**SOURCE PASSAGE**
========================================================================
The need for synchronization rears its head in so many different endeavors that it has to be accepted as one of the great enabling technologies.
Around the First World War the airplane began to be relevant to warfare and it was soon discovered that synchronization of the guns with the rotation of the airscrew was a good idea, so the rounds passed between the blades.
From that was developed an explanation of the boxcar detector, an electronic device formally known as a synchronous rectifier. The explanation held that it was possible to shoot someone on the other side of a railroad track even in the presence of a train, by firing between the boxcars.
The synchronous rectifier shows up in the decoder needed to convert the chroma signal of composite video back to a pair of baseband color difference signals. In NTSC, the I signal modulates the amplitude of a subcarrier and the Q signal modulates a quadrature subcarrier. The two are orthogonal and can be added together.
Fig.1 - A typical data block contains a preamble to synchronize the PLL and a sync pattern to enable parsing. The preamble has high frequency accuracy but low timing content and the sync pattern is the reverse.
To recover the baseband signals, the chroma signal needs to be sampled four times per cycle. When correctly phased the samples will represent I, Q, -I and -Q repeating. The reason for the color burst now becomes apparent. The burst provides the reference for the timing of the four samples.
The sampling process does more than separate the components. Sampling the chroma signal at subcarrier frequency produces upper and lower sidebands. The lower sideband signals are the wanted I and Q base band signals.
Analog signals are corrupted by noise and in the digital domain we get bit errors. It is often thought that these are the greatest source of corruption in storage and transmission, but it's not the case. The greatest potential source of data corruption is loss of synchronization. In analog television loss of sync causes the picture to tear and/or frame roll. The whole picture is affected
In almost every data handling situation, data are assembled into blocks. This allows multiplexing in networks and it allows use of discontinuous media such as hard disks. It simplifies the use of error correction. Every block has a closely specified structure in which everything is assembled in the right place. Once assembled, the block is typically serialized so it can be fed into a network or a recording head.
The whole system relies on being able correctly to pick apart or parse the block when it is received or retrieved. That means being able to identify the first bit of the serialized block without fail. But suppose that mechanism does fail and the first bit is wrongly identified as one bit further along than it should be. What will happen? Very simply total chaos, because what we think is a data byte is actually seven bits of one byte and one bit of another. That will be true of the whole block.
Any checksum or error detection system will fail. Error correction systems will declare the block to be uncorrectable. What happens next depends on the application. In a fly-by-wire or by-light airplane, there is spatial redundancy and the same blocks are sent along multiple routes. One of the others will get through and the key action is to ignore the block that lost sync.
========================================================================
**PROVIDED DATA**
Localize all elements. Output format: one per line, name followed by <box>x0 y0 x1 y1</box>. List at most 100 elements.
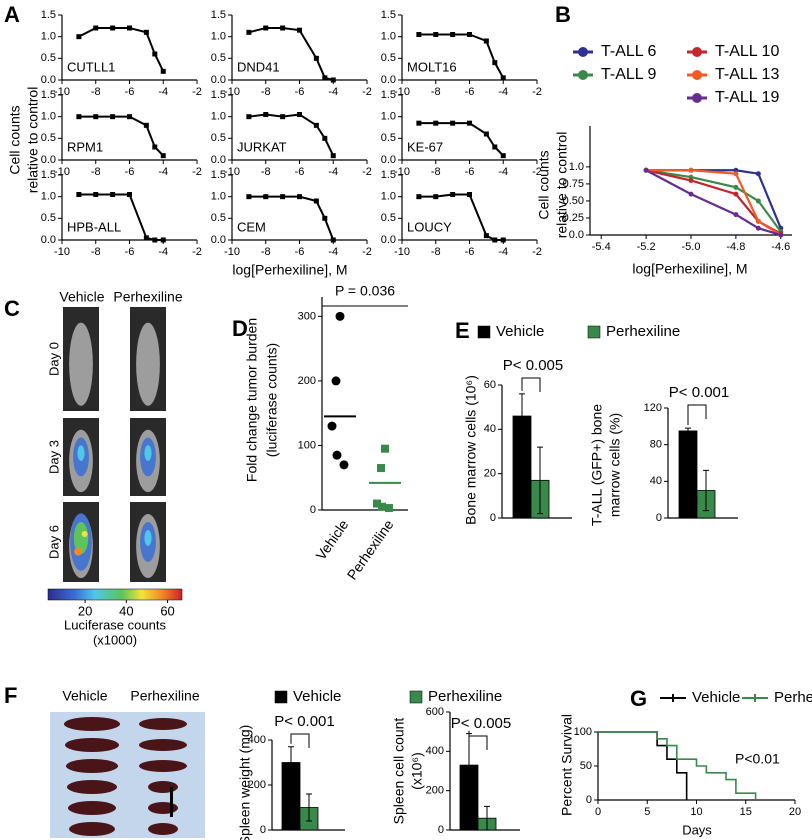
y-tick-label: 120 <box>644 402 662 414</box>
x-tick-label: -6 <box>295 86 305 98</box>
x-tick-label: Vehicle <box>312 517 351 563</box>
data-point <box>733 212 739 218</box>
data-point <box>297 27 302 33</box>
data-point <box>733 171 739 177</box>
x-tick-label: -6 <box>295 246 305 258</box>
y-axis-label: (luciferase counts) <box>264 343 280 457</box>
data-point <box>450 32 456 37</box>
legend-swatch <box>477 325 491 339</box>
x-tick-label: -8 <box>431 86 441 98</box>
error-bar <box>288 746 294 779</box>
data-point <box>280 194 286 200</box>
y-tick-label: 0.5 <box>41 52 56 64</box>
x-tick-label: -6 <box>465 246 475 258</box>
data-point <box>160 68 166 74</box>
y-axis-label: T-ALL (GFP+) bone <box>589 404 605 526</box>
y-tick-label: 1.0 <box>41 191 56 203</box>
data-point <box>492 144 498 150</box>
y-axis-label: Spleen weight (mg) <box>237 725 253 840</box>
data-point <box>76 114 82 120</box>
data-point <box>127 192 132 197</box>
data-point <box>378 502 386 511</box>
x-tick-label: -5.4 <box>592 241 611 253</box>
y-tick-label: 1.0 <box>211 191 226 203</box>
x-tick-label: -6 <box>465 166 475 178</box>
x-tick-label: Perhexiline <box>344 516 397 582</box>
data-point <box>483 38 489 44</box>
data-point <box>339 460 349 470</box>
data-point <box>467 192 472 197</box>
subplot-title: CEM <box>237 219 266 234</box>
significance-bracket <box>687 404 707 426</box>
data-point <box>467 120 472 126</box>
data-point <box>688 178 694 183</box>
x-tick-label: 5 <box>644 806 650 818</box>
scale-bar <box>170 787 173 817</box>
signal <box>144 530 152 546</box>
y-tick-label: 200 <box>298 375 316 387</box>
data-point <box>327 421 337 431</box>
data-point <box>330 237 336 243</box>
signal <box>73 522 89 554</box>
data-point <box>450 192 456 197</box>
data-point <box>331 376 341 386</box>
y-tick-label: 0.0 <box>41 234 56 246</box>
data-point <box>76 34 82 40</box>
y-tick-label: 1.5 <box>211 9 226 21</box>
colorbar-tick-label: 20 <box>78 603 92 618</box>
x-tick-label: 20 <box>789 806 801 818</box>
spleen <box>148 781 178 793</box>
data-point <box>330 77 336 83</box>
y-tick-label: 100 <box>298 439 316 451</box>
signal <box>144 445 152 461</box>
y-tick-label: 400 <box>248 734 266 746</box>
y-tick-label: 0.0 <box>211 234 226 246</box>
x-tick-label: -10 <box>224 246 240 258</box>
data-point <box>313 198 319 204</box>
y-tick-label: 300 <box>298 310 316 322</box>
x-tick-label: -4 <box>498 246 508 258</box>
colorbar-tick-label: 60 <box>160 603 174 618</box>
panel-letter: B <box>555 2 571 27</box>
y-tick-label: 0.5 <box>211 212 226 224</box>
x-tick-label: -6 <box>125 166 135 178</box>
legend-marker <box>578 47 588 57</box>
y-tick-label: 0.5 <box>211 132 226 144</box>
error-bar <box>306 793 312 822</box>
x-tick-label: -4 <box>328 166 338 178</box>
spleen <box>69 822 115 836</box>
data-point <box>755 198 761 204</box>
p-value: P = 0.036 <box>335 283 395 299</box>
data-point <box>755 218 761 224</box>
y-tick-label: 1.5 <box>381 89 396 101</box>
bar <box>678 430 698 519</box>
panel-letter: D <box>232 316 248 341</box>
y-axis-label: Spleen cell count <box>391 718 407 825</box>
x-tick-label: -2 <box>362 166 372 178</box>
data-point <box>500 75 506 81</box>
x-tick-label: -10 <box>54 246 70 258</box>
data-point <box>381 444 389 453</box>
y-tick-label: 0.25 <box>563 212 584 224</box>
data-point <box>416 194 422 200</box>
y-tick-label: 1.0 <box>381 111 396 123</box>
panel-letter: E <box>455 318 470 343</box>
data-point <box>733 184 739 190</box>
legend-marker <box>692 47 702 57</box>
data-point <box>152 144 158 150</box>
signal <box>81 531 88 537</box>
y-tick-label: 0 <box>438 824 444 836</box>
data-point <box>377 464 385 473</box>
legend-swatch <box>587 325 601 339</box>
data-point <box>385 504 393 513</box>
x-tick-label: -2 <box>362 86 372 98</box>
data-point <box>263 194 269 200</box>
subplot-title: JURKAT <box>237 139 287 154</box>
y-tick-label: 100 <box>574 726 592 738</box>
y-axis-label: relative to control <box>554 132 570 239</box>
colorbar-label: (x1000) <box>93 632 137 647</box>
data-point <box>492 60 498 66</box>
x-tick-label: -2 <box>532 86 542 98</box>
y-tick-label: 0.5 <box>211 52 226 64</box>
data-point <box>93 25 99 31</box>
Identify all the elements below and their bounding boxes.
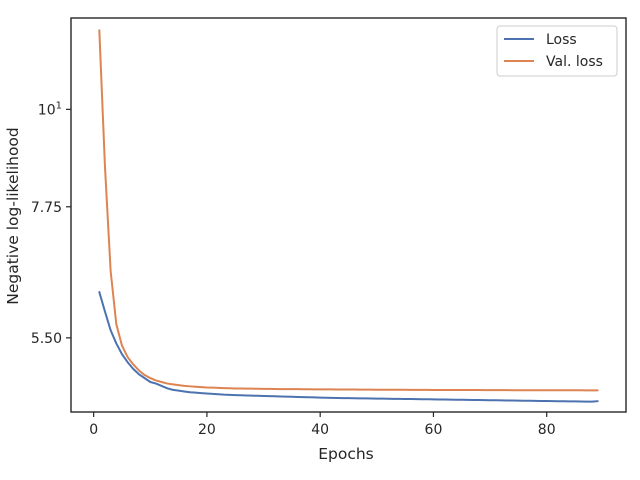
x-tick-label: 40 xyxy=(311,422,329,438)
legend-label-val-loss: Val. loss xyxy=(546,54,603,70)
x-tick-label: 0 xyxy=(89,422,98,438)
series-line-loss xyxy=(98,291,599,403)
y-axis-label: Negative log-likelihood xyxy=(4,127,22,305)
plot-area xyxy=(71,18,626,412)
legend: Loss Val. loss xyxy=(496,25,618,77)
series-layer xyxy=(98,29,599,403)
legend-label-loss: Loss xyxy=(546,32,577,48)
x-axis-label: Epochs xyxy=(318,445,374,463)
plot-frame xyxy=(70,17,627,413)
y-tick-label: 5.50 xyxy=(31,331,62,347)
y-tick-label: 7.75 xyxy=(31,200,62,216)
series-line-val-loss xyxy=(98,29,599,392)
x-axis-ticks: 0 20 40 60 80 xyxy=(89,412,556,438)
x-tick-label: 60 xyxy=(425,422,443,438)
x-tick-label: 20 xyxy=(198,422,216,438)
x-tick-label: 80 xyxy=(538,422,556,438)
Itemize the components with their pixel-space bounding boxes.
========================================================================
**SET OF TASKS**
1. In the synchronization passage, what does the color burst provide?
2. Carry on the passage about synchronization, starting after its last sentence.

**RESULTS**
1. It provides the reference for the timing of the four samples of the chroma signal.

2.
In a non-real time file transfer the network could re-transmit the block, which causes a small delay. A hard drive could retry by waiting one revolution, again causing a delay.
In a real time system that relies on forward error correction, or in systems designed for low latency, retries and retransmissions cannot occur and the receiver has to make the best of the lost block using, for example, concealment.
Fig.1 shows the beginning of a typical data block. There is a preamble and a sync pattern. The purpose of the preamble is to allow a phase locked loop in the data separator to lock to the actual symbol rate of the data. The preamble is analogous to the burst in NTSC and works in the frequency domain. It takes an unknown time for a phase-locked-loop to reach lock and when it does so it could be almost anywhere in the preamble.
Fig.2 - The TRS-ID of SDI. The first three symbols are the sync pattern, which cannot occur elsewhere due to any legal data patterns.
In contrast the synchronizing pattern works in the time domain and its detection enables the data separation and parsing processes. The detection of the sync pattern is a one-off event and the system must be designed to minimize false detections. Sync patterns just look like a few bits strung together, but there's a lot more to it than that.
Sync patterns are designed to have low autocorrelation functions. Autocorrelation is the correlation between a signal and the same signal shifted in time by various amounts. The ideal sync pattern is one in which there is poor correlation at all likely shifts as this minimizes the chances that false sync will be detected. White noise makes a good sync pattern as its autocorrelation function is a singularity. GPS uses a pseudo-random sequence, which for all practical purposes is noise.
In most data transmission, we are only interested in the state of individual bits, and the granularity of the message doesn't interest us. However, in GPS we are critically interested in the time at which messages are sent and the accuracy required is a lot smaller than the length of a bit.
If the pattern of bits used for synchronizing happened to show up in the data block there could be false sync detection. Things are worse than that because false sync patterns can be created accidentally at the boundary between two data symbols, which by chance have the appropriate bit patterns.
The serial digital interface (SDI) is an early approach to digitizing video and is basically a numerical representation of the whole component video waveform with one exception, which is that the analog sync pulses are not digitized. Instead synchronizing patterns, known as timing reference signals (TRS) are placed at the beginning and end of the digitized active line.
Fig.2 shows the structure of the TRS has a symbol of all ones followed by two of all zeros. These values represent the extremes of a binary coding scale and to prevent false syncs, no video data are allowed to have those values. The legal luminance gamut is slightly smaller than the coding scale so codes at the ends of the scale are illegal.
The color difference signals must be represented using offset binary, as a two's complement representation would requires the all ones and all zeros codes to be legal. Using two symbols of all zeros in TRS means that no junction of two or more legal data symbols can create a false TRS.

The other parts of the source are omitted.